### Task to complete
Repeat the records exactly. Every line must match.

(Extracts from a graphics dataset)

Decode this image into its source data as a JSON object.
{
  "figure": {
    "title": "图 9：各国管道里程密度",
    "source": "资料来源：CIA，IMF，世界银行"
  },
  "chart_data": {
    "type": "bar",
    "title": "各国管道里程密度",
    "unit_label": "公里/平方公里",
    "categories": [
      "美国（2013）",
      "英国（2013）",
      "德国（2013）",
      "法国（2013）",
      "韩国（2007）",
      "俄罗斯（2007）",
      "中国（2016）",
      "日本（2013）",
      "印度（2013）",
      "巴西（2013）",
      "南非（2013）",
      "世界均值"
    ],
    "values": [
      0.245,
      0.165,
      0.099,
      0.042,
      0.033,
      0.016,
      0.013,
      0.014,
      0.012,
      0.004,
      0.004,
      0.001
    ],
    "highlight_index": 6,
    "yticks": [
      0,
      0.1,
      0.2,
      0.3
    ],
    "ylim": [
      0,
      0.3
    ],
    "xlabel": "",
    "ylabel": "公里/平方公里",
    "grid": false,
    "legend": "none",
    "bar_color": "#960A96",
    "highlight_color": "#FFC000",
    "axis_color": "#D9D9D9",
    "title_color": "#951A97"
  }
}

### Reply to the task
Decode this image into its source data as a JSON object.
{
  "figure": {
    "title": "图 9：各国管道里程密度",
    "source": "资料来源：CIA，IMF，世界银行"
  },
  "chart_data": {
    "type": "bar",
    "title": "各国管道里程密度",
    "unit_label": "公里/平方公里",
    "categories": [
      "美国（2013）",
      "英国（2013）",
      "德国（2013）",
      "法国（2013）",
      "韩国（2007）",
      "俄罗斯（2007）",
      "中国（2016）",
      "日本（2013）",
      "印度（2013）",
      "巴西（2013）",
      "南非（2013）",
      "世界均值"
    ],
    "values": [
      0.245,
      0.165,
      0.099,
      0.042,
      0.033,
      0.016,
      0.013,
      0.014,
      0.012,
      0.004,
      0.004,
      0.001
    ],
    "highlight_index": 6,
    "yticks": [
      0,
      0.1,
      0.2,
      0.3
    ],
    "ylim": [
      0,
      0.3
    ],
    "xlabel": "",
    "ylabel": "公里/平方公里",
    "grid": false,
    "legend": "none",
    "bar_color": "#960A96",
    "highlight_color": "#FFC000",
    "axis_color": "#D9D9D9",
    "title_color": "#951A97"
  }
}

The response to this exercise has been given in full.